• _Written problem_
Retype the records that come next, word for word.

• _Input data_
>> begin
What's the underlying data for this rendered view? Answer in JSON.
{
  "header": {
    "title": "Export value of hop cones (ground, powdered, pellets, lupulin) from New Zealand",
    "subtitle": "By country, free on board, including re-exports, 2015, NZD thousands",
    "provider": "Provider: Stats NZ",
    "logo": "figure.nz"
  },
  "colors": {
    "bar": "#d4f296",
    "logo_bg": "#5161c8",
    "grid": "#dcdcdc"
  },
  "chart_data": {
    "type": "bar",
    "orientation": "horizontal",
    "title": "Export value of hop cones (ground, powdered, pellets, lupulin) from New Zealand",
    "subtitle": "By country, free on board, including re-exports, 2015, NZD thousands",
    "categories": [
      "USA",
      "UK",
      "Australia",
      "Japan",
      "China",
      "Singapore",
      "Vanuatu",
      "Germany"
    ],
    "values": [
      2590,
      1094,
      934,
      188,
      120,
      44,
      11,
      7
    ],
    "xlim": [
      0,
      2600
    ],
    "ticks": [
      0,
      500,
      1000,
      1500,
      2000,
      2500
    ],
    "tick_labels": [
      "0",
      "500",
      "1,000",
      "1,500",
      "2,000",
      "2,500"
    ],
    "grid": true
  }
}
>> end
• _Result of the task_
What's the underlying data for this rendered view? Answer in JSON.
{
  "header": {
    "title": "Export value of hop cones (ground, powdered, pellets, lupulin) from New Zealand",
    "subtitle": "By country, free on board, including re-exports, 2015, NZD thousands",
    "provider": "Provider: Stats NZ",
    "logo": "figure.nz"
  },
  "colors": {
    "bar": "#d4f296",
    "logo_bg": "#5161c8",
    "grid": "#dcdcdc"
  },
  "chart_data": {
    "type": "bar",
    "orientation": "horizontal",
    "title": "Export value of hop cones (ground, powdered, pellets, lupulin) from New Zealand",
    "subtitle": "By country, free on board, including re-exports, 2015, NZD thousands",
    "categories": [
      "USA",
      "UK",
      "Australia",
      "Japan",
      "China",
      "Singapore",
      "Vanuatu",
      "Germany"
    ],
    "values": [
      2590,
      1094,
      934,
      188,
      120,
      44,
      11,
      7
    ],
    "xlim": [
      0,
      2600
    ],
    "ticks": [
      0,
      500,
      1000,
      1500,
      2000,
      2500
    ],
    "tick_labels": [
      "0",
      "500",
      "1,000",
      "1,500",
      "2,000",
      "2,500"
    ],
    "grid": true
  }
}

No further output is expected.